begin MATERIAL SHOWN

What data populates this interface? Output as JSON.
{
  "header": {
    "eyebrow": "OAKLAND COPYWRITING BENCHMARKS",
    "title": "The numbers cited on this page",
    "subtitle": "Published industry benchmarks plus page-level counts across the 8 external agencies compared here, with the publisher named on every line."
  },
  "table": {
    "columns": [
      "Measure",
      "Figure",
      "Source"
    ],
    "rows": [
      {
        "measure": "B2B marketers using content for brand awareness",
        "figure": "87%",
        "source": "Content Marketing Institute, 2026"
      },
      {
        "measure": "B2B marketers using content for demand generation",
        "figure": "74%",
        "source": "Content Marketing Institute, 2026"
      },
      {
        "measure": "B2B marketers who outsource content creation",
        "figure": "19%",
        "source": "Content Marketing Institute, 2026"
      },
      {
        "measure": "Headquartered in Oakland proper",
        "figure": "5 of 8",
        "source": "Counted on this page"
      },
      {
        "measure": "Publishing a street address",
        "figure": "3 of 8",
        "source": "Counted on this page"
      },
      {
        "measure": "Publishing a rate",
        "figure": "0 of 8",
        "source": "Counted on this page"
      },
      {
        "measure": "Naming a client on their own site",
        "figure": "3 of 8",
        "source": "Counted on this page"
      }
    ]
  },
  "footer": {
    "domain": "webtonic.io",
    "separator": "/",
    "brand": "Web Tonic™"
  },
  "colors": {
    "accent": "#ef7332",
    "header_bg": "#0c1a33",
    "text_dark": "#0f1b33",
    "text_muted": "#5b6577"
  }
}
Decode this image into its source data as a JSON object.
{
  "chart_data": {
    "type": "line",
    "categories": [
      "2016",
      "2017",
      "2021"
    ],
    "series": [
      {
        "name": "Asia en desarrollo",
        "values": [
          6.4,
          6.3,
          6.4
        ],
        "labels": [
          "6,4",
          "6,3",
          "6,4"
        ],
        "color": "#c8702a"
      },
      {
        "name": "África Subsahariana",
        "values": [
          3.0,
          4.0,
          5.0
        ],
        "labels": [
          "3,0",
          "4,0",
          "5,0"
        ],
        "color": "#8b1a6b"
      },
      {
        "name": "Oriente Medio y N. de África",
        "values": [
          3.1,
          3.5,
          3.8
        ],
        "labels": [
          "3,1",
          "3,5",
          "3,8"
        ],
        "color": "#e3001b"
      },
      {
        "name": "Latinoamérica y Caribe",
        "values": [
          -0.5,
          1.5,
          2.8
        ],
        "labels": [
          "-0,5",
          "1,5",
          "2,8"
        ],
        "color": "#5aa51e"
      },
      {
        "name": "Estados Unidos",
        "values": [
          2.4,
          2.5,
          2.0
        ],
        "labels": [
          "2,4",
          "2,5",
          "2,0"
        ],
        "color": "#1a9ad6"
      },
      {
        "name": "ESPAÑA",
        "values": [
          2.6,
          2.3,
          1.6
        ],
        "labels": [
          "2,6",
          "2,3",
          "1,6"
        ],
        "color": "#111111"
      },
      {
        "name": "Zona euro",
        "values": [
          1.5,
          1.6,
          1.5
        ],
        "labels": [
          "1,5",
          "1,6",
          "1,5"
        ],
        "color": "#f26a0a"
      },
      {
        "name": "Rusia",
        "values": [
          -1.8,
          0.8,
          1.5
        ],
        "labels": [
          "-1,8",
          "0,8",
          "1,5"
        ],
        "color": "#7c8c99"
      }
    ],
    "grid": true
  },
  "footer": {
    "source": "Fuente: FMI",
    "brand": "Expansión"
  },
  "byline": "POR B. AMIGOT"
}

end MATERIAL SHOWN

OBJECTIVE:
Reproduce the listing above verbatim, from first line to last.

ANSWER TO THIS PROBLEM:
What data populates this interface? Output as JSON.
{
  "header": {
    "eyebrow": "OAKLAND COPYWRITING BENCHMARKS",
    "title": "The numbers cited on this page",
    "subtitle": "Published industry benchmarks plus page-level counts across the 8 external agencies compared here, with the publisher named on every line."
  },
  "table": {
    "columns": [
      "Measure",
      "Figure",
      "Source"
    ],
    "rows": [
      {
        "measure": "B2B marketers using content for brand awareness",
        "figure": "87%",
        "source": "Content Marketing Institute, 2026"
      },
      {
        "measure": "B2B marketers using content for demand generation",
        "figure": "74%",
        "source": "Content Marketing Institute, 2026"
      },
      {
        "measure": "B2B marketers who outsource content creation",
        "figure": "19%",
        "source": "Content Marketing Institute, 2026"
      },
      {
        "measure": "Headquartered in Oakland proper",
        "figure": "5 of 8",
        "source": "Counted on this page"
      },
      {
        "measure": "Publishing a street address",
        "figure": "3 of 8",
        "source": "Counted on this page"
      },
      {
        "measure": "Publishing a rate",
        "figure": "0 of 8",
        "source": "Counted on this page"
      },
      {
        "measure": "Naming a client on their own site",
        "figure": "3 of 8",
        "source": "Counted on this page"
      }
    ]
  },
  "footer": {
    "domain": "webtonic.io",
    "separator": "/",
    "brand": "Web Tonic™"
  },
  "colors": {
    "accent": "#ef7332",
    "header_bg": "#0c1a33",
    "text_dark": "#0f1b33",
    "text_muted": "#5b6577"
  }
}
Decode this image into its source data as a JSON object.
{
  "chart_data": {
    "type": "line",
    "categories": [
      "2016",
      "2017",
      "2021"
    ],
    "series": [
      {
        "name": "Asia en desarrollo",
        "values": [
          6.4,
          6.3,
          6.4
        ],
        "labels": [
          "6,4",
          "6,3",
          "6,4"
        ],
        "color": "#c8702a"
      },
      {
        "name": "África Subsahariana",
        "values": [
          3.0,
          4.0,
          5.0
        ],
        "labels": [
          "3,0",
          "4,0",
          "5,0"
        ],
        "color": "#8b1a6b"
      },
      {
        "name": "Oriente Medio y N. de África",
        "values": [
          3.1,
          3.5,
          3.8
        ],
        "labels": [
          "3,1",
          "3,5",
          "3,8"
        ],
        "color": "#e3001b"
      },
      {
        "name": "Latinoamérica y Caribe",
        "values": [
          -0.5,
          1.5,
          2.8
        ],
        "labels": [
          "-0,5",
          "1,5",
          "2,8"
        ],
        "color": "#5aa51e"
      },
      {
        "name": "Estados Unidos",
        "values": [
          2.4,
          2.5,
          2.0
        ],
        "labels": [
          "2,4",
          "2,5",
          "2,0"
        ],
        "color": "#1a9ad6"
      },
      {
        "name": "ESPAÑA",
        "values": [
          2.6,
          2.3,
          1.6
        ],
        "labels": [
          "2,6",
          "2,3",
          "1,6"
        ],
        "color": "#111111"
      },
      {
        "name": "Zona euro",
        "values": [
          1.5,
          1.6,
          1.5
        ],
        "labels": [
          "1,5",
          "1,6",
          "1,5"
        ],
        "color": "#f26a0a"
      },
      {
        "name": "Rusia",
        "values": [
          -1.8,
          0.8,
          1.5
        ],
        "labels": [
          "-1,8",
          "0,8",
          "1,5"
        ],
        "color": "#7c8c99"
      }
    ],
    "grid": true
  },
  "footer": {
    "source": "Fuente: FMI",
    "brand": "Expansión"
  },
  "byline": "POR B. AMIGOT"
}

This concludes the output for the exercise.